__WHAT THE TASK ASKS__: Search the records for "Pipes" and copy each line that holds it.

__RECORDS TO PROCESS__:
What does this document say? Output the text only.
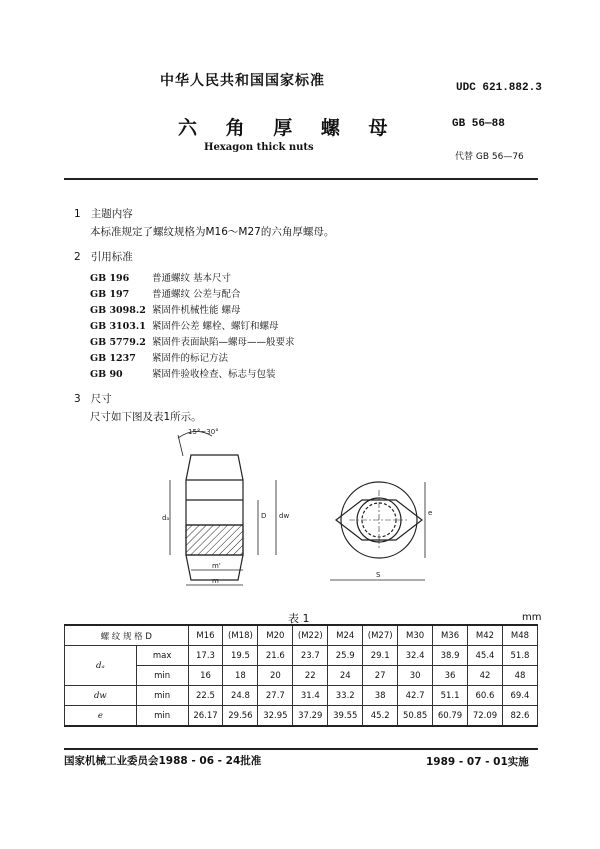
中华人民共和国国家标准	UDC 621.882.3
六 角 厚 螺 母	GB 56—88
Hexagon thick nuts
代替 GB 56—76
1 主题内容
本标准规定了螺纹规格为M16～M27的六角厚螺母。
2 引用标准
GB 196 普通螺纹 基本尺寸
GB 197 普通螺纹 公差与配合
GB 3098.2 紧固件机械性能 螺母
GB 3103.1 紧固件公差 螺栓、螺钉和螺母
GB 5779.2 紧固件表面缺陷—螺母——般要求
GB 1237 紧固件的标记方法
GB 90	紧固件验收检查、标志与包装
3 尺寸
尺寸如下图及表1所示。
15°~30°
dₐ	D dw
m'
m
S
e
表 1	mm
螺 纹 规 格 D		M16	(M18)	M20	(M22)	M24	(M27)	M30	M36	M42	M48
dₐ	max	17.3	19.5	21.6	23.7	25.9	29.1	32.4	38.9	45.4	51.8
	min	16	18	20	22	24	27	30	36	42	48
dw	min	22.5	24.8	27.7	31.4	33.2	38	42.7	51.1	60.6	69.4
e	min	26.17	29.56	32.95	37.29	39.55	45.2	50.85	60.79	72.09	82.6
国家机械工业委员会1988 - 06 - 24批准	1989 - 07 - 01实施
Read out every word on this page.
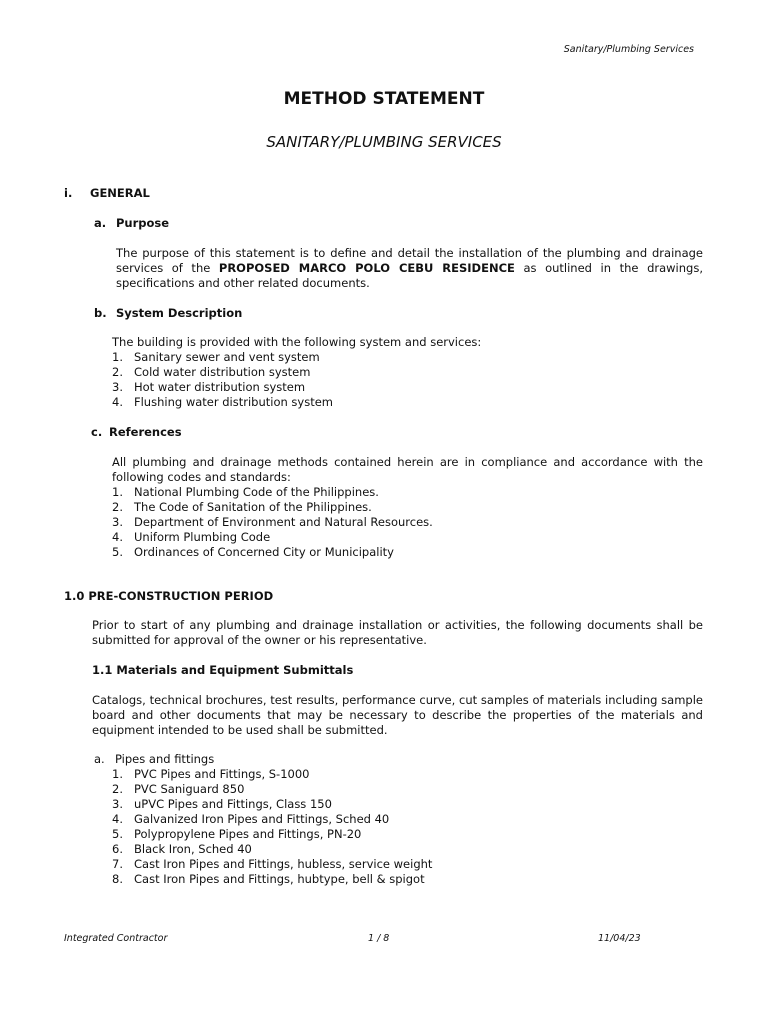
Sanitary/Plumbing Services
METHOD STATEMENT
SANITARY/PLUMBING SERVICES
i. GENERAL
a. Purpose
The purpose of this statement is to define and detail the installation of the plumbing and drainage services of the PROPOSED MARCO POLO CEBU RESIDENCE as outlined in the drawings, specifications and other related documents.
b. System Description
The building is provided with the following system and services:
1. Sanitary sewer and vent system
2. Cold water distribution system
3. Hot water distribution system
4. Flushing water distribution system
c. References
All plumbing and drainage methods contained herein are in compliance and accordance with the following codes and standards:
1. National Plumbing Code of the Philippines.
2. The Code of Sanitation of the Philippines.
3. Department of Environment and Natural Resources.
4. Uniform Plumbing Code
5. Ordinances of Concerned City or Municipality
1.0 PRE-CONSTRUCTION PERIOD
Prior to start of any plumbing and drainage installation or activities, the following documents shall be submitted for approval of the owner or his representative.
1.1 Materials and Equipment Submittals
Catalogs, technical brochures, test results, performance curve, cut samples of materials including sample board and other documents that may be necessary to describe the properties of the materials and equipment intended to be used shall be submitted.
a. Pipes and fittings
1. PVC Pipes and Fittings, S-1000
2. PVC Saniguard 850
3. uPVC Pipes and Fittings, Class 150
4. Galvanized Iron Pipes and Fittings, Sched 40
5. Polypropylene Pipes and Fittings, PN-20
6. Black Iron, Sched 40
7. Cast Iron Pipes and Fittings, hubless, service weight
8. Cast Iron Pipes and Fittings, hubtype, bell & spigot
Integrated Contractor	1 / 8	11/04/23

__EXERCISE ANSWER__:
a. Pipes and fittings
1. PVC Pipes and Fittings, S-1000
3. uPVC Pipes and Fittings, Class 150
4. Galvanized Iron Pipes and Fittings, Sched 40
5. Polypropylene Pipes and Fittings, PN-20
7. Cast Iron Pipes and Fittings, hubless, service weight
8. Cast Iron Pipes and Fittings, hubtype, bell & spigot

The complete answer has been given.